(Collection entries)
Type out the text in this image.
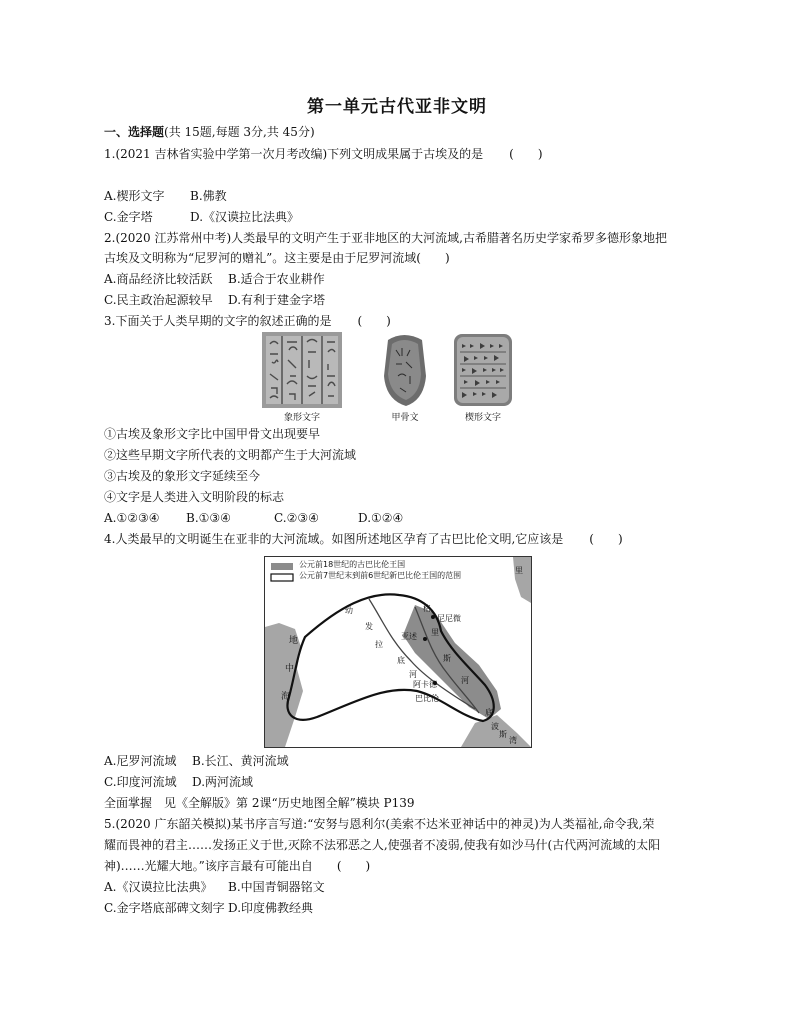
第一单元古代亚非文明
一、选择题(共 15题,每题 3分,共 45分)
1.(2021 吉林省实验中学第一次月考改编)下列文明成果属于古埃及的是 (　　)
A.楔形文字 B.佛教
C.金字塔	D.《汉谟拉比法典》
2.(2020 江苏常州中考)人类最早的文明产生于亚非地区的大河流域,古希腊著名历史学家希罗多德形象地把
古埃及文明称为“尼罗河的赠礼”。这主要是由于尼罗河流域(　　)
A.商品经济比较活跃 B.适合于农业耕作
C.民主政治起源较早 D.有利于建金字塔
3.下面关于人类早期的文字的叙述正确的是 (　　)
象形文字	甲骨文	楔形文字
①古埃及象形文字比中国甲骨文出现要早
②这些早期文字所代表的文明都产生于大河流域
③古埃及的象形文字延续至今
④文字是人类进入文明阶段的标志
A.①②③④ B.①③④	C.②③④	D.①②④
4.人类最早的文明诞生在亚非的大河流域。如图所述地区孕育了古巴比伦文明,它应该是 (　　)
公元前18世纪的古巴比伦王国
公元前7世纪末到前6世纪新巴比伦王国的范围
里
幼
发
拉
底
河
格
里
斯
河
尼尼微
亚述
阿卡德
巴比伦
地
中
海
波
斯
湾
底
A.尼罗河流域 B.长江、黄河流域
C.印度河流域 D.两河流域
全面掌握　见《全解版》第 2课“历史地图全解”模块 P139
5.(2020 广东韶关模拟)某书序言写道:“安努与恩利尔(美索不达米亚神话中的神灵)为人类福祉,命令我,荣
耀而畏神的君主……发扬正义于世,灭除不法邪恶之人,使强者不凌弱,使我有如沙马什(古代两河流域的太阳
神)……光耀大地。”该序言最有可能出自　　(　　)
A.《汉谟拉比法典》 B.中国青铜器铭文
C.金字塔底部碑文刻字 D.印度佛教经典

* * *

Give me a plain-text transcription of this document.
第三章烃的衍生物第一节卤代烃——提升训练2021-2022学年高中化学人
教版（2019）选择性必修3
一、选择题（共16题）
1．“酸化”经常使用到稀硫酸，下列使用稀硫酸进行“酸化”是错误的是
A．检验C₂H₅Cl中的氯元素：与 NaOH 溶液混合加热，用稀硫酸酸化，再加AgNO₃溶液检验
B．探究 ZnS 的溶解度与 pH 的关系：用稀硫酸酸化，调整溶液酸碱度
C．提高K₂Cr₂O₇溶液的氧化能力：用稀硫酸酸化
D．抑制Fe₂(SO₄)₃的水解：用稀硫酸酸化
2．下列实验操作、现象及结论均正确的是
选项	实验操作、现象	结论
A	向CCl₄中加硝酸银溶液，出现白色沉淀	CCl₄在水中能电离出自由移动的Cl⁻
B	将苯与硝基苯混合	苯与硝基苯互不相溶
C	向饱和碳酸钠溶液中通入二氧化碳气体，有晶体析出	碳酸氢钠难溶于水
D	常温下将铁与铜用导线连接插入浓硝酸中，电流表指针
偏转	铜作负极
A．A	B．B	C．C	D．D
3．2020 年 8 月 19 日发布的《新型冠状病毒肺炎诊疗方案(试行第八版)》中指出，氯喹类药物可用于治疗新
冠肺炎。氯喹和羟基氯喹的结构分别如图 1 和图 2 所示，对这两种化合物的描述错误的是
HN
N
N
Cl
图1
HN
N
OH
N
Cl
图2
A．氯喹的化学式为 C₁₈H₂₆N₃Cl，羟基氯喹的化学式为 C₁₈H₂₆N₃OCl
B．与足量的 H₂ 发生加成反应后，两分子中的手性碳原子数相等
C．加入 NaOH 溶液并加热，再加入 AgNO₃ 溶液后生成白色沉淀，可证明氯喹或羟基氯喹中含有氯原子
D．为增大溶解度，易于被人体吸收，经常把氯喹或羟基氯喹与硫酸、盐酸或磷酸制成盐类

_What you have to do_
Of the lines above, copy each that contains "用稀硫酸酸化".

_Exercise result_
A．检验C₂H₅Cl中的氯元素：与 NaOH 溶液混合加热，用稀硫酸酸化，再加AgNO₃溶液检验
B．探究 ZnS 的溶解度与 pH 的关系：用稀硫酸酸化，调整溶液酸碱度
C．提高K₂Cr₂O₇溶液的氧化能力：用稀硫酸酸化
D．抑制Fe₂(SO₄)₃的水解：用稀硫酸酸化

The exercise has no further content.